SOURCE DATA:
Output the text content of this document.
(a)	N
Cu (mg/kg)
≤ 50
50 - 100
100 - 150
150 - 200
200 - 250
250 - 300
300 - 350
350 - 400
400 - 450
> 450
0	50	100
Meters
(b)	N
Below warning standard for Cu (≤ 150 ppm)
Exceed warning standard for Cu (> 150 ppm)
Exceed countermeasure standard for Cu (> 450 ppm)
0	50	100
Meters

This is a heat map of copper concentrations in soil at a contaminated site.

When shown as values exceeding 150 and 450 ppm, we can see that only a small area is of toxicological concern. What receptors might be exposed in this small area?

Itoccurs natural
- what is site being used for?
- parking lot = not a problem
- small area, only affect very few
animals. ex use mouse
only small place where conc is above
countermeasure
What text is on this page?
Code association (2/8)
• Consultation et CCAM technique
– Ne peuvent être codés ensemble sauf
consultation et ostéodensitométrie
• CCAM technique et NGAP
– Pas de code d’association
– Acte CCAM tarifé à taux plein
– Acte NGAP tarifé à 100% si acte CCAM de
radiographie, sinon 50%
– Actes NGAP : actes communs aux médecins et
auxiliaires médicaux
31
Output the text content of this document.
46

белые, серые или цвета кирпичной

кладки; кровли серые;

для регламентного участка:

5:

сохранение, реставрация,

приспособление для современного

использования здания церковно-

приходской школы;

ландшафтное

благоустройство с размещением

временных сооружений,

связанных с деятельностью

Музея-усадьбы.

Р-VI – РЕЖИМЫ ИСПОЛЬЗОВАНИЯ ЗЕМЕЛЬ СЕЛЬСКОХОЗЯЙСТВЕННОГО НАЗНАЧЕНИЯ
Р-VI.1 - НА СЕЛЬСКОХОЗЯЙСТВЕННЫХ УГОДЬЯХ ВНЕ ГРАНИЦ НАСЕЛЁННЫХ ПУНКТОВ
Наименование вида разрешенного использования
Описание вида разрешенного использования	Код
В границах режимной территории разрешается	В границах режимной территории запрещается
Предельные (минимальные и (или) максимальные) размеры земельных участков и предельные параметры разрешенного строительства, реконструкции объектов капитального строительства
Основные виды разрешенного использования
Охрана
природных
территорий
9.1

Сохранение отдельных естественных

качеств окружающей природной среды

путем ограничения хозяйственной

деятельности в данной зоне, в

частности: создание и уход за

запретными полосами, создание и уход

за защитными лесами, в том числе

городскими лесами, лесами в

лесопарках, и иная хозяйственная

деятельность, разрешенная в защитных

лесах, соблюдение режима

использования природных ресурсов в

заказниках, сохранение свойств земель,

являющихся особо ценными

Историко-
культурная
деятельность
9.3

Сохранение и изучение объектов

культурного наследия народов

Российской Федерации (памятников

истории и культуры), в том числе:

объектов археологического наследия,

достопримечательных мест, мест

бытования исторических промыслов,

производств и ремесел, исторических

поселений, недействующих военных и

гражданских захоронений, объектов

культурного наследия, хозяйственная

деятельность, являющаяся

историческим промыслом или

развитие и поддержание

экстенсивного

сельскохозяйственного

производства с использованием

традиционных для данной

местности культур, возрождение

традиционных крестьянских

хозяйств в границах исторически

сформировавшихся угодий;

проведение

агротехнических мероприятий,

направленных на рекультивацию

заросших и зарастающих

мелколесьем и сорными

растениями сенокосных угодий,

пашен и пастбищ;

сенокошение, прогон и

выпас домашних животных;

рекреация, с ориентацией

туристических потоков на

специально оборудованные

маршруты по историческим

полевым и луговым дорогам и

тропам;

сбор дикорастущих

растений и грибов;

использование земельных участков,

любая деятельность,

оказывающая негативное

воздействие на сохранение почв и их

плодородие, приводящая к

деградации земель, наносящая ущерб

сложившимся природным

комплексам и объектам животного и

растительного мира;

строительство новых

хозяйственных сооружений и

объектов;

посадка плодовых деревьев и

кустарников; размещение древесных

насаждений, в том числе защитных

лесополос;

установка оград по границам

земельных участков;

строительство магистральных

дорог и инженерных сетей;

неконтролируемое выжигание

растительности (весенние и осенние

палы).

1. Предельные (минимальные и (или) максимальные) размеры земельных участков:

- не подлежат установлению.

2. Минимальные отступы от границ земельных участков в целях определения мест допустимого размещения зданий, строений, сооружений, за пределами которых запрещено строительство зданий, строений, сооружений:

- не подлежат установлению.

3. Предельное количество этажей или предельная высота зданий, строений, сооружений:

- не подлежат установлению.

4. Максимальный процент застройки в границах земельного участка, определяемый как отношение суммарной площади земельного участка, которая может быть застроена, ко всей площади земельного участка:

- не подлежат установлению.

PROBLEM DETAILS:
Look for lines containing the string "границах" and copy them all.

OUTPUT BELOW:
В границах режимной территории разрешается	В границах режимной территории запрещается
хозяйств в границах исторически
4. Максимальный процент застройки в границах земельного участка, определяемый как отношение суммарной площади земельного участка, которая может быть застроена, ко всей площади земельного участка:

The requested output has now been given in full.